# start of Material for the task

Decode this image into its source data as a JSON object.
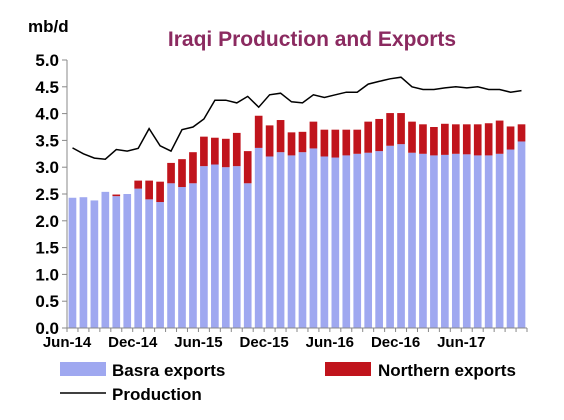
{
  "chart_data": {
    "type": "bar",
    "stacked": true,
    "title": "Iraqi Production and Exports",
    "ylabel": "mb/d",
    "ylim": [
      0,
      5.0
    ],
    "yticks": [
      "0.0",
      "0.5",
      "1.0",
      "1.5",
      "2.0",
      "2.5",
      "3.0",
      "3.5",
      "4.0",
      "4.5",
      "5.0"
    ],
    "xtick_labels": [
      "Jun-14",
      "Dec-14",
      "Jun-15",
      "Dec-15",
      "Jun-16",
      "Dec-16",
      "Jun-17"
    ],
    "xtick_every": 6,
    "grid": false,
    "legend_position": "bottom",
    "colors": {
      "basra": "#9fa8f0",
      "northern": "#c0141c",
      "production": "#000000"
    },
    "series": [
      {
        "name": "Basra exports",
        "kind": "bar",
        "values": [
          2.43,
          2.44,
          2.38,
          2.54,
          2.46,
          2.5,
          2.6,
          2.4,
          2.35,
          2.7,
          2.63,
          2.7,
          3.02,
          3.05,
          3.0,
          3.02,
          2.7,
          3.36,
          3.2,
          3.28,
          3.22,
          3.28,
          3.35,
          3.2,
          3.18,
          3.22,
          3.25,
          3.27,
          3.3,
          3.4,
          3.43,
          3.27,
          3.25,
          3.22,
          3.23,
          3.25,
          3.24,
          3.22,
          3.22,
          3.25,
          3.33,
          3.48
        ]
      },
      {
        "name": "Northern exports",
        "kind": "bar",
        "values": [
          0,
          0,
          0,
          0,
          0.03,
          0,
          0.15,
          0.35,
          0.38,
          0.38,
          0.52,
          0.58,
          0.55,
          0.5,
          0.53,
          0.62,
          0.6,
          0.6,
          0.58,
          0.6,
          0.43,
          0.38,
          0.5,
          0.5,
          0.52,
          0.48,
          0.45,
          0.58,
          0.6,
          0.61,
          0.58,
          0.58,
          0.55,
          0.53,
          0.58,
          0.55,
          0.56,
          0.58,
          0.6,
          0.62,
          0.43,
          0.32
        ]
      },
      {
        "name": "Production",
        "kind": "line",
        "values": [
          3.36,
          3.25,
          3.17,
          3.15,
          3.33,
          3.3,
          3.35,
          3.72,
          3.4,
          3.3,
          3.7,
          3.75,
          3.9,
          4.25,
          4.25,
          4.2,
          4.32,
          4.12,
          4.35,
          4.38,
          4.22,
          4.2,
          4.35,
          4.3,
          4.35,
          4.4,
          4.4,
          4.55,
          4.6,
          4.65,
          4.68,
          4.5,
          4.45,
          4.45,
          4.48,
          4.5,
          4.48,
          4.5,
          4.45,
          4.45,
          4.4,
          4.43
        ]
      }
    ]
  }
}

# end of Material for the task

▸ Exercise objective
Copy every line above word for word and exclude the pictures.

▸ Written reply
Decode this image into its source data as a JSON object.
{
  "chart_data": {
    "type": "bar",
    "stacked": true,
    "title": "Iraqi Production and Exports",
    "ylabel": "mb/d",
    "ylim": [
      0,
      5.0
    ],
    "yticks": [
      "0.0",
      "0.5",
      "1.0",
      "1.5",
      "2.0",
      "2.5",
      "3.0",
      "3.5",
      "4.0",
      "4.5",
      "5.0"
    ],
    "xtick_labels": [
      "Jun-14",
      "Dec-14",
      "Jun-15",
      "Dec-15",
      "Jun-16",
      "Dec-16",
      "Jun-17"
    ],
    "xtick_every": 6,
    "grid": false,
    "legend_position": "bottom",
    "colors": {
      "basra": "#9fa8f0",
      "northern": "#c0141c",
      "production": "#000000"
    },
    "series": [
      {
        "name": "Basra exports",
        "kind": "bar",
        "values": [
          2.43,
          2.44,
          2.38,
          2.54,
          2.46,
          2.5,
          2.6,
          2.4,
          2.35,
          2.7,
          2.63,
          2.7,
          3.02,
          3.05,
          3.0,
          3.02,
          2.7,
          3.36,
          3.2,
          3.28,
          3.22,
          3.28,
          3.35,
          3.2,
          3.18,
          3.22,
          3.25,
          3.27,
          3.3,
          3.4,
          3.43,
          3.27,
          3.25,
          3.22,
          3.23,
          3.25,
          3.24,
          3.22,
          3.22,
          3.25,
          3.33,
          3.48
        ]
      },
      {
        "name": "Northern exports",
        "kind": "bar",
        "values": [
          0,
          0,
          0,
          0,
          0.03,
          0,
          0.15,
          0.35,
          0.38,
          0.38,
          0.52,
          0.58,
          0.55,
          0.5,
          0.53,
          0.62,
          0.6,
          0.6,
          0.58,
          0.6,
          0.43,
          0.38,
          0.5,
          0.5,
          0.52,
          0.48,
          0.45,
          0.58,
          0.6,
          0.61,
          0.58,
          0.58,
          0.55,
          0.53,
          0.58,
          0.55,
          0.56,
          0.58,
          0.6,
          0.62,
          0.43,
          0.32
        ]
      },
      {
        "name": "Production",
        "kind": "line",
        "values": [
          3.36,
          3.25,
          3.17,
          3.15,
          3.33,
          3.3,
          3.35,
          3.72,
          3.4,
          3.3,
          3.7,
          3.75,
          3.9,
          4.25,
          4.25,
          4.2,
          4.32,
          4.12,
          4.35,
          4.38,
          4.22,
          4.2,
          4.35,
          4.3,
          4.35,
          4.4,
          4.4,
          4.55,
          4.6,
          4.65,
          4.68,
          4.5,
          4.45,
          4.45,
          4.48,
          4.5,
          4.48,
          4.5,
          4.45,
          4.45,
          4.4,
          4.43
        ]
      }
    ]
  }
}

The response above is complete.